◆ TASK GOAL:
Put everything from the start of the records down to and including the line containing "horizontal-scrollbar[interactable] (170, 636, 801, 644)" into a JSON list of strings, one string per line, leaving out any blank lines.

◆ Layout coordinate data:
- - - -
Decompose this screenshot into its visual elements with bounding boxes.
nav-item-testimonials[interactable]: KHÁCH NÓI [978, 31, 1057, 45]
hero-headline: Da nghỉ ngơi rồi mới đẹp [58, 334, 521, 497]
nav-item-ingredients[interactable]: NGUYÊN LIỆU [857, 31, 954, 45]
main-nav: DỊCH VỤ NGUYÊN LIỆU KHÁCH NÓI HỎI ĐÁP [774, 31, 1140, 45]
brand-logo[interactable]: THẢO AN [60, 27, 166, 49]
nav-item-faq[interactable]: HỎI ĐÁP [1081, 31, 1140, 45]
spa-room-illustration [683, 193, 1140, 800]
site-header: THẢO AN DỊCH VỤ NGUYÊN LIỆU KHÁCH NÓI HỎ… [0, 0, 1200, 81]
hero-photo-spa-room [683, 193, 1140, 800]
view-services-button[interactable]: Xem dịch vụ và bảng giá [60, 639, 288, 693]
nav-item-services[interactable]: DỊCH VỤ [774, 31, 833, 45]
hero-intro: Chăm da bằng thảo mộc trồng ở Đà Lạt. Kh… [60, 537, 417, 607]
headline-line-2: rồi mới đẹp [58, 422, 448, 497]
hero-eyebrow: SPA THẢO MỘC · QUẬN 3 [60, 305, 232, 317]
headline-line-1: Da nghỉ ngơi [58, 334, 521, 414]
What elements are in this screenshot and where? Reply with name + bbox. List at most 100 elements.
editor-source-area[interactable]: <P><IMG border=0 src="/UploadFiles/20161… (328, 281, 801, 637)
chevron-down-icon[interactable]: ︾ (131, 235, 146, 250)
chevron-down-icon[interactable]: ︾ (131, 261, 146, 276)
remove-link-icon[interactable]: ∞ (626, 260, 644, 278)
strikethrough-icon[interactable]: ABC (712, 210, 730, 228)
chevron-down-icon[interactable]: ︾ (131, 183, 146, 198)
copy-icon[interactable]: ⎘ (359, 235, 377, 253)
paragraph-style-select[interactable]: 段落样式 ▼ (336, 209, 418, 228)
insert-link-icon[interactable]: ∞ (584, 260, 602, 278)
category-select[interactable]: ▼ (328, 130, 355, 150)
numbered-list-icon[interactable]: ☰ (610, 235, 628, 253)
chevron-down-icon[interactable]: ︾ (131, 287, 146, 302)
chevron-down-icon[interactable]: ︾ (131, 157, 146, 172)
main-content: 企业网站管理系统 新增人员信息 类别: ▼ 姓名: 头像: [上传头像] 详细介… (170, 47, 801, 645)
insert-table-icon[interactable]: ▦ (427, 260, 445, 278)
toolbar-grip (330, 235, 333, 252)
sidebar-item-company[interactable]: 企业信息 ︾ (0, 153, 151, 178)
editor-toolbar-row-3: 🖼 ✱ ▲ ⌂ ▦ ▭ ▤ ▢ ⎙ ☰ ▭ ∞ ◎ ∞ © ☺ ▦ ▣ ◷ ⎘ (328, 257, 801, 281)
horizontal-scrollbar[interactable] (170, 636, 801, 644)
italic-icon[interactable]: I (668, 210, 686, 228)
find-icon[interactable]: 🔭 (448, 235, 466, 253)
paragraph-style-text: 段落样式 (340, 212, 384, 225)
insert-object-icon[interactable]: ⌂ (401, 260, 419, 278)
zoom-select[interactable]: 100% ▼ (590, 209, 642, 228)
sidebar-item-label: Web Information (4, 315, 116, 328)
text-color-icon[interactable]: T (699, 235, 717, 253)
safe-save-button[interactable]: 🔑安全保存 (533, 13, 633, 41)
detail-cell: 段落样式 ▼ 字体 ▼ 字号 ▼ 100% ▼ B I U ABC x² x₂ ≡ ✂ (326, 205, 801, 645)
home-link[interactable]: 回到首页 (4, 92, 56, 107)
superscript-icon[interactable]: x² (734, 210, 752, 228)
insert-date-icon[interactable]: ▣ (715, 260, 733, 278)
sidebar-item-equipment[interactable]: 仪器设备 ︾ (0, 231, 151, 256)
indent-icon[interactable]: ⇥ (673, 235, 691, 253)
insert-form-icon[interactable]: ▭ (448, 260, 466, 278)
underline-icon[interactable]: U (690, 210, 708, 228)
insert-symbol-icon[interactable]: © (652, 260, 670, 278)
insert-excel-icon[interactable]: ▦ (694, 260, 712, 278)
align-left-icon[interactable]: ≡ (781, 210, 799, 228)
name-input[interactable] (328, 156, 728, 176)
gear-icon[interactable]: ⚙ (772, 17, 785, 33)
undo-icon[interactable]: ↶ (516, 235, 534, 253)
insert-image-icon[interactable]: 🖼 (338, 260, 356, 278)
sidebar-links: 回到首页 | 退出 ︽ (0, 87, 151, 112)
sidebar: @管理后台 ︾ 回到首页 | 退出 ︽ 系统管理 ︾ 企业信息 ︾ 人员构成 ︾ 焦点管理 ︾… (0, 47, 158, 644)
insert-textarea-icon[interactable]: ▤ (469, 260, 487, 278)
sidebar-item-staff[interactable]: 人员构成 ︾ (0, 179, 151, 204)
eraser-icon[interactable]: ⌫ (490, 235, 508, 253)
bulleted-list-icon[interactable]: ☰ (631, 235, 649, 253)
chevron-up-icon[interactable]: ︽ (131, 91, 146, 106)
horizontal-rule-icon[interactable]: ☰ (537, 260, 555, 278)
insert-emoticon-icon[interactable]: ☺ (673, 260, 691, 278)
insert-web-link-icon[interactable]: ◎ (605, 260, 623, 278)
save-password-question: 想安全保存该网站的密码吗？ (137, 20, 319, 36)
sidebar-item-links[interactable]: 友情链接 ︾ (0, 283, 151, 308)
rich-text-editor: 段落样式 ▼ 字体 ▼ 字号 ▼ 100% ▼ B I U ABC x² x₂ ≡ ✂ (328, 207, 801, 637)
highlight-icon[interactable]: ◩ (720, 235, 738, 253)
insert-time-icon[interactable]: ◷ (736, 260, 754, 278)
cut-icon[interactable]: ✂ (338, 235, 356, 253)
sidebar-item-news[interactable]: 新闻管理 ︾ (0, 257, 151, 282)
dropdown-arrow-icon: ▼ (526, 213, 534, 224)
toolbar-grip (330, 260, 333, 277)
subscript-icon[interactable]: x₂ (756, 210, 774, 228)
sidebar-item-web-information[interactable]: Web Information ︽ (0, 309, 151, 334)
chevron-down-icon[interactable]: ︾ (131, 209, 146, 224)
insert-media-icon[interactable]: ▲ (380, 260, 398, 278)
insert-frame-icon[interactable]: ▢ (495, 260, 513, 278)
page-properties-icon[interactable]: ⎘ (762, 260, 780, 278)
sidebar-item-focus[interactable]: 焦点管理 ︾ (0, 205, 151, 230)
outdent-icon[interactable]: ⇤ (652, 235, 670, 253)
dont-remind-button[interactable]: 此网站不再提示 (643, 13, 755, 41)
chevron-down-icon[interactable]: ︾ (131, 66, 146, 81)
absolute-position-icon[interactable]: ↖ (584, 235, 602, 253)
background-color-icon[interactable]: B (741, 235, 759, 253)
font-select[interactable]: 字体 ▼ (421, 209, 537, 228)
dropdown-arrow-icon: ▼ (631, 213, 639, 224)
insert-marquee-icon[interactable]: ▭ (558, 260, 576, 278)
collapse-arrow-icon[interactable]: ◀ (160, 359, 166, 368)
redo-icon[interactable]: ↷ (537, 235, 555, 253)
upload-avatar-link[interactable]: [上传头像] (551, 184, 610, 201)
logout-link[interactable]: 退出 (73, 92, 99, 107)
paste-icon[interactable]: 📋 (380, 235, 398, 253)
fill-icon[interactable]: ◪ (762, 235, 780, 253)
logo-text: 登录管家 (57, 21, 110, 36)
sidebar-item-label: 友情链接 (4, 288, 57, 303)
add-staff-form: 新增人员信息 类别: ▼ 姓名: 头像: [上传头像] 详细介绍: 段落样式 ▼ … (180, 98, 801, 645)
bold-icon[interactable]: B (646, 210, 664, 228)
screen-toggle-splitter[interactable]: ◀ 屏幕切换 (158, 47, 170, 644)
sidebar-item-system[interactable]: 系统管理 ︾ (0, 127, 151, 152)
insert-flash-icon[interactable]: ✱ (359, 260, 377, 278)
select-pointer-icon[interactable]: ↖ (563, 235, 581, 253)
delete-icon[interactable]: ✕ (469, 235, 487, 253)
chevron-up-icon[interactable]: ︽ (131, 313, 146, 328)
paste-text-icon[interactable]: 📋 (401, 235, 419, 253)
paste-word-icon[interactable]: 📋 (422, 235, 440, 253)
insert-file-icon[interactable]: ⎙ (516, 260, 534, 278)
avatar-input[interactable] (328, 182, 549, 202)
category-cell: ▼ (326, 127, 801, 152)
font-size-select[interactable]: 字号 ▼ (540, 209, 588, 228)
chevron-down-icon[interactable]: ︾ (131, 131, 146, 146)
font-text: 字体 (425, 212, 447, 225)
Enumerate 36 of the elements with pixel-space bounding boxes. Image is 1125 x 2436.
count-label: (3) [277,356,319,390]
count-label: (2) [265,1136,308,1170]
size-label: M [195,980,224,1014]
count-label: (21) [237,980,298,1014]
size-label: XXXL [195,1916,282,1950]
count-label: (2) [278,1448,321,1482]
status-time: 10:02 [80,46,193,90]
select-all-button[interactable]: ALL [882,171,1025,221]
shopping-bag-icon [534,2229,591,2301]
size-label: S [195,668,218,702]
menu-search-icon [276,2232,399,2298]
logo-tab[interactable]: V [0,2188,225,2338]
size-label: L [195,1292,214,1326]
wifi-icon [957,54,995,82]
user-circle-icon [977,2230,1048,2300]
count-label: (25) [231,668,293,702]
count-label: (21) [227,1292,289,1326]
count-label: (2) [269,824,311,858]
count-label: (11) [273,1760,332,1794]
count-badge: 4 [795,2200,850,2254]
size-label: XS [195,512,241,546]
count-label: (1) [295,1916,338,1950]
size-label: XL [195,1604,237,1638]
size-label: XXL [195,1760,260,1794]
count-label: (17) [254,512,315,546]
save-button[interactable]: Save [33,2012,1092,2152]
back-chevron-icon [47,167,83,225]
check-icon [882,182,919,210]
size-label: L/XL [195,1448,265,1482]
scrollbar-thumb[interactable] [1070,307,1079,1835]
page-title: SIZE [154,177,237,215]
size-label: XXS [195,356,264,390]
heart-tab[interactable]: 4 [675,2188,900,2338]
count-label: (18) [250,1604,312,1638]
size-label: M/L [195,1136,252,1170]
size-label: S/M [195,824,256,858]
- - - -
◆ RESPONSE TO THE EXERCISE:
[
  "Decompose this screenshot into its visual elements with bounding boxes.",
  "nav-item-testimonials[interactable]: KHÁCH NÓI [978, 31, 1057, 45]",
  "hero-headline: Da nghỉ ngơi rồi mới đẹp [58, 334, 521, 497]",
  "nav-item-ingredients[interactable]: NGUYÊN LIỆU [857, 31, 954, 45]",
  "main-nav: DỊCH VỤ NGUYÊN LIỆU KHÁCH NÓI HỎI ĐÁP [774, 31, 1140, 45]",
  "brand-logo[interactable]: THẢO AN [60, 27, 166, 49]",
  "nav-item-faq[interactable]: HỎI ĐÁP [1081, 31, 1140, 45]",
  "spa-room-illustration [683, 193, 1140, 800]",
  "site-header: THẢO AN DỊCH VỤ NGUYÊN LIỆU KHÁCH NÓI HỎ… [0, 0, 1200, 81]",
  "hero-photo-spa-room [683, 193, 1140, 800]",
  "view-services-button[interactable]: Xem dịch vụ và bảng giá [60, 639, 288, 693]",
  "nav-item-services[interactable]: DỊCH VỤ [774, 31, 833, 45]",
  "hero-intro: Chăm da bằng thảo mộc trồng ở Đà Lạt. Kh… [60, 537, 417, 607]",
  "headline-line-2: rồi mới đẹp [58, 422, 448, 497]",
  "hero-eyebrow: SPA THẢO MỘC · QUẬN 3 [60, 305, 232, 317]",
  "headline-line-1: Da nghỉ ngơi [58, 334, 521, 414]",
  "What elements are in this screenshot and where? Reply with name + bbox. List at most 100 elements.",
  "editor-source-area[interactable]: <P><IMG border=0 src=\"/UploadFiles/20161… (328, 281, 801, 637)",
  "chevron-down-icon[interactable]: ︾ (131, 235, 146, 250)",
  "chevron-down-icon[interactable]: ︾ (131, 261, 146, 276)",
  "remove-link-icon[interactable]: ∞ (626, 260, 644, 278)",
  "strikethrough-icon[interactable]: ABC (712, 210, 730, 228)",
  "chevron-down-icon[interactable]: ︾ (131, 183, 146, 198)",
  "copy-icon[interactable]: ⎘ (359, 235, 377, 253)",
  "paragraph-style-select[interactable]: 段落样式 ▼ (336, 209, 418, 228)",
  "insert-link-icon[interactable]: ∞ (584, 260, 602, 278)",
  "category-select[interactable]: ▼ (328, 130, 355, 150)",
  "numbered-list-icon[interactable]: ☰ (610, 235, 628, 253)",
  "chevron-down-icon[interactable]: ︾ (131, 287, 146, 302)",
  "chevron-down-icon[interactable]: ︾ (131, 157, 146, 172)",
  "main-content: 企业网站管理系统 新增人员信息 类别: ▼ 姓名: 头像: [上传头像] 详细介… (170, 47, 801, 645)",
  "insert-table-icon[interactable]: ▦ (427, 260, 445, 278)",
  "toolbar-grip (330, 235, 333, 252)",
  "sidebar-item-company[interactable]: 企业信息 ︾ (0, 153, 151, 178)",
  "editor-toolbar-row-3: 🖼 ✱ ▲ ⌂ ▦ ▭ ▤ ▢ ⎙ ☰ ▭ ∞ ◎ ∞ © ☺ ▦ ▣ ◷ ⎘ (328, 257, 801, 281)",
  "horizontal-scrollbar[interactable] (170, 636, 801, 644)"
]